[Collected data]

[start]

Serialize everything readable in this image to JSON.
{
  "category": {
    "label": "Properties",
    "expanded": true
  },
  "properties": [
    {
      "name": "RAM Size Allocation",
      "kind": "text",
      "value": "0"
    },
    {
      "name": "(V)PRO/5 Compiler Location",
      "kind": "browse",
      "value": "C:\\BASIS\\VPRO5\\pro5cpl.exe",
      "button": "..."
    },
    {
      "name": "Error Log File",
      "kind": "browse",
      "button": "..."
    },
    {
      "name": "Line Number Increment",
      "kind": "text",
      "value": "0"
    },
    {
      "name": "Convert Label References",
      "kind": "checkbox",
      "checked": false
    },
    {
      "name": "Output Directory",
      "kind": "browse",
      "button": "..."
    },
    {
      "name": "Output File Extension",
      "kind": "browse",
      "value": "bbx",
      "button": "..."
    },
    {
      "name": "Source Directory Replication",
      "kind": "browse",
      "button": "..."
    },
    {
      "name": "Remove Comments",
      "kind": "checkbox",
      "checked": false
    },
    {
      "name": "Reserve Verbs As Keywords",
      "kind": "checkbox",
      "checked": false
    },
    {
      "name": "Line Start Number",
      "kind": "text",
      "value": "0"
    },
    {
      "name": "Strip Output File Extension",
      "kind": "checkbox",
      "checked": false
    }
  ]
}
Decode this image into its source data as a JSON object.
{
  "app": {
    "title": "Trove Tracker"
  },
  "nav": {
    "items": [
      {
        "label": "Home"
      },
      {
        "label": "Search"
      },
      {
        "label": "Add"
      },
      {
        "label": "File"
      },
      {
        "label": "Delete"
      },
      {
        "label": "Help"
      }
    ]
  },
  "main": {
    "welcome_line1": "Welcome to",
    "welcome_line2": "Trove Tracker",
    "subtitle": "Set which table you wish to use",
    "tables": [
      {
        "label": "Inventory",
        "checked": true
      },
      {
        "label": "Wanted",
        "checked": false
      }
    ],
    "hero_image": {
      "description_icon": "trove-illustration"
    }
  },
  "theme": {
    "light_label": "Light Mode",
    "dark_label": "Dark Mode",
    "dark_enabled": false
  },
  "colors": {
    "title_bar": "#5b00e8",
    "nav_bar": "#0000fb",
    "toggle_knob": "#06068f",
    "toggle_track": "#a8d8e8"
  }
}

[end]

• [Problem to solve]: Report all lines of the material that contain the word "Tracker".

• [Result for this task]:
    "title": "Trove Tracker"
    "welcome_line2": "Trove Tracker",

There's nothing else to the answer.